* **PROBLEM STATEMENT**
Go through the material below and report how many lines contain "shop". Give only the number.

Data entries
========================================
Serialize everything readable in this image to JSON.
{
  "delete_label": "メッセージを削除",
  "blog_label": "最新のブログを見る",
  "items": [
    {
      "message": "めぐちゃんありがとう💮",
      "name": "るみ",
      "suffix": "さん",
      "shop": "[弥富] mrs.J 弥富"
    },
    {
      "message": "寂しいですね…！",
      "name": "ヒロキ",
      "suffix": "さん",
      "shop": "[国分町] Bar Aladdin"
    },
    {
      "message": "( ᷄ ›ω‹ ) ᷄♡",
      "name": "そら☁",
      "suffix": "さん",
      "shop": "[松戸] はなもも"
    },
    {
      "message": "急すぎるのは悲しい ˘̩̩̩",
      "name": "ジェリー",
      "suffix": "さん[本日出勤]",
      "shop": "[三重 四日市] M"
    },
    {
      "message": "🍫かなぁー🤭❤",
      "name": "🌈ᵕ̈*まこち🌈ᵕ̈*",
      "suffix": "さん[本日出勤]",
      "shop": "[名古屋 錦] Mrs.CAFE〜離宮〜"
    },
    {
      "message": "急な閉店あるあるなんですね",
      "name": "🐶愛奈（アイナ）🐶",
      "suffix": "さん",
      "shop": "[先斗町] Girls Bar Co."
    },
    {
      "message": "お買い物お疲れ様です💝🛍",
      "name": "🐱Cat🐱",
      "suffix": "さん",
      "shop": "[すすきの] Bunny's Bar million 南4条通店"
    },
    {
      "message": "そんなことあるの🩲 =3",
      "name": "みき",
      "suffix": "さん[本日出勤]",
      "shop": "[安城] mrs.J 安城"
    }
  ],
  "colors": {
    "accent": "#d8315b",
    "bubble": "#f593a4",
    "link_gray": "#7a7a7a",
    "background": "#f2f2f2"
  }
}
========================================
* **OUTPUT**
8